Exercise task: Report how many lines of the records below include the word "come". Give nothing but the number.

Exercise materials:
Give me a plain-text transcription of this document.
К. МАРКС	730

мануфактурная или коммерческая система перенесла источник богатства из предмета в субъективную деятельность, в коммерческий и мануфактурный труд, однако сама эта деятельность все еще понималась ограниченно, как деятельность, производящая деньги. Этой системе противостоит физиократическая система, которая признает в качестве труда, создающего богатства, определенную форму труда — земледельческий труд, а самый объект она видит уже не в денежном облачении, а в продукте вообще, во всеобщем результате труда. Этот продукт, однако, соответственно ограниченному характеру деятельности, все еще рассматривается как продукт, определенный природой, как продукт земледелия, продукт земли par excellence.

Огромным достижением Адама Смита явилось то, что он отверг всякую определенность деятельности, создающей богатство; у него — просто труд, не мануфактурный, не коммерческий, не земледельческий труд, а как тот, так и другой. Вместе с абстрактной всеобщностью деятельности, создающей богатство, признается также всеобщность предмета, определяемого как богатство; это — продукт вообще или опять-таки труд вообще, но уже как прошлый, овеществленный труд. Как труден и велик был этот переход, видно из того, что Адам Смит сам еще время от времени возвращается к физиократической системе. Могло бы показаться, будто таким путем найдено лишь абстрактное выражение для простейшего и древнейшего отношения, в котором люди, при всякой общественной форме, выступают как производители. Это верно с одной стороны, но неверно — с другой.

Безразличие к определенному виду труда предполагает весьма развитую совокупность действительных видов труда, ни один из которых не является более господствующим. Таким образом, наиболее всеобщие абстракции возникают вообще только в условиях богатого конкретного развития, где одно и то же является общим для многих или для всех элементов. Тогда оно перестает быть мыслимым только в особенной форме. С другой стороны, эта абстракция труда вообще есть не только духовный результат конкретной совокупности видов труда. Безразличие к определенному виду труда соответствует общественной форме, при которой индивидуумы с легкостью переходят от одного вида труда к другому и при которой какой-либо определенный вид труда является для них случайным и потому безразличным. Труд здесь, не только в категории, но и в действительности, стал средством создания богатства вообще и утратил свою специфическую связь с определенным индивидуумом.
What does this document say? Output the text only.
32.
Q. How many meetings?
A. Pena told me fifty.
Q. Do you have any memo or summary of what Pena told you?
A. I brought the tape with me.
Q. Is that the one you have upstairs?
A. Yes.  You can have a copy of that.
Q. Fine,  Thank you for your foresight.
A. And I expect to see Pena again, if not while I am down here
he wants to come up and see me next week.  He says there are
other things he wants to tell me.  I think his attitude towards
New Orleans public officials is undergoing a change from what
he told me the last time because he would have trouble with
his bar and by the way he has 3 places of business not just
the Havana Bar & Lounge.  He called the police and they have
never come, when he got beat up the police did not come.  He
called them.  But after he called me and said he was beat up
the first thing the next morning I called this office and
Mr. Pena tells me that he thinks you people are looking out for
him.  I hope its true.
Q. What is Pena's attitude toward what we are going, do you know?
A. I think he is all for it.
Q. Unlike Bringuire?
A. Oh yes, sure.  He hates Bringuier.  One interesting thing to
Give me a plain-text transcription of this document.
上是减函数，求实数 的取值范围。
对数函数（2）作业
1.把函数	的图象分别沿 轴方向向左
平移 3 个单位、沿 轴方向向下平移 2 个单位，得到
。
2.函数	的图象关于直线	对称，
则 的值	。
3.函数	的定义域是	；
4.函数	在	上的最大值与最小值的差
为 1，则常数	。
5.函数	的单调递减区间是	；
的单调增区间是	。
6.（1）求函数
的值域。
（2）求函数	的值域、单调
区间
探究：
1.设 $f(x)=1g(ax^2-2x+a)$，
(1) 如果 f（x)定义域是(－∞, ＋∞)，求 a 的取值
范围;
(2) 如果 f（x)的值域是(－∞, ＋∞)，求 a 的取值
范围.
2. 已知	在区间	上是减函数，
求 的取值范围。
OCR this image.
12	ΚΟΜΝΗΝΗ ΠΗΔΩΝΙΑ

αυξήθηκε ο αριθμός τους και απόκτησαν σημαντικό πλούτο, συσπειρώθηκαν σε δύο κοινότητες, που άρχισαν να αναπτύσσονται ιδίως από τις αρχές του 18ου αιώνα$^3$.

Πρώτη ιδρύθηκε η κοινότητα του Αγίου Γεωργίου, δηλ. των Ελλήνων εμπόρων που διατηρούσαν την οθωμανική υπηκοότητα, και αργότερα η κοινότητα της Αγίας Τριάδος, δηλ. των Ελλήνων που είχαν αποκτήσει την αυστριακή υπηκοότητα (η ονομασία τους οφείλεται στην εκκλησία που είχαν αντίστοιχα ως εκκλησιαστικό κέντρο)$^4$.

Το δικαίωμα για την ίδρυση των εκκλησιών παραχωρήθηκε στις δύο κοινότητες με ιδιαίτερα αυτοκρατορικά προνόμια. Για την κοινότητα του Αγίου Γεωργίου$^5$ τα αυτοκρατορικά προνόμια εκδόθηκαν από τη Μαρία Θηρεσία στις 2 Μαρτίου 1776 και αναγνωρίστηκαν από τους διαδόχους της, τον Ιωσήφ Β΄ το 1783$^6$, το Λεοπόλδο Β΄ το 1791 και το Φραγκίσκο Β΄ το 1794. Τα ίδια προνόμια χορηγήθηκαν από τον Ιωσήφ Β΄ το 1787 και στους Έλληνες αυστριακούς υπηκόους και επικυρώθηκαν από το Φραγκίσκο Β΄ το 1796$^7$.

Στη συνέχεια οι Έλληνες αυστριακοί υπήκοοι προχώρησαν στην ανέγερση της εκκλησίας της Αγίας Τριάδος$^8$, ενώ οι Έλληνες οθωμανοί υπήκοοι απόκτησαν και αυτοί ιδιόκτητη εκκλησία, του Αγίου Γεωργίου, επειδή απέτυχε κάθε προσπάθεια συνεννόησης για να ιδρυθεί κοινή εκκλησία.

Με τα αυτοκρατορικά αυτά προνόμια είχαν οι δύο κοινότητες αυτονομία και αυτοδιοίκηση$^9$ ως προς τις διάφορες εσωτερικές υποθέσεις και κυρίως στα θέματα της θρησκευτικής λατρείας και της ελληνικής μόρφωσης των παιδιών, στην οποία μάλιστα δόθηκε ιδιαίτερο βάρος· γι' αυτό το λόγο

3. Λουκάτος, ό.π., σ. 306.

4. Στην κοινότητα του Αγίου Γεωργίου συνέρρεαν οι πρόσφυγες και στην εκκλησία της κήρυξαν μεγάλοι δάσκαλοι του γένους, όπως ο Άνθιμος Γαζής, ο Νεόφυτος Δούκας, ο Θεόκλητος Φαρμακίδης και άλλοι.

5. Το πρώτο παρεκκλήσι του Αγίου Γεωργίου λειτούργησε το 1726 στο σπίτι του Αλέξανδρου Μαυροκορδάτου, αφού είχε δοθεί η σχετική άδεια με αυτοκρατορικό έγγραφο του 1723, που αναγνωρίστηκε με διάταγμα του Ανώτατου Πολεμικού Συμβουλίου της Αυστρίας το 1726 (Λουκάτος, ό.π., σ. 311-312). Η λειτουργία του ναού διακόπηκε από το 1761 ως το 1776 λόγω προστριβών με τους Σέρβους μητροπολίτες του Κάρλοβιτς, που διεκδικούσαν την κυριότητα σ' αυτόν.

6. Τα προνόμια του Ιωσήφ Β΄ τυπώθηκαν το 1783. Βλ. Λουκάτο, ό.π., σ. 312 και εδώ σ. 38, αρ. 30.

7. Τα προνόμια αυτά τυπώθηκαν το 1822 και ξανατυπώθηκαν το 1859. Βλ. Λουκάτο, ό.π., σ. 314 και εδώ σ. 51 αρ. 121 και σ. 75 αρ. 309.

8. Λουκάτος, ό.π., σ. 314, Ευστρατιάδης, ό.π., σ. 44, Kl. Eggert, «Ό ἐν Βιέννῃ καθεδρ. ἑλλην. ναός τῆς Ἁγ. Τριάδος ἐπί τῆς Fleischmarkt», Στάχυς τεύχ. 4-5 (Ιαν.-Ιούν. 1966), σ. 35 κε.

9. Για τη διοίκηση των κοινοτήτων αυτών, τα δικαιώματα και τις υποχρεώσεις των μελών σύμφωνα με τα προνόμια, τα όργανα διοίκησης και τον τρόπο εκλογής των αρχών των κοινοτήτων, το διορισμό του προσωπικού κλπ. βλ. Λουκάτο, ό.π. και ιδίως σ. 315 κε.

Task solution: 2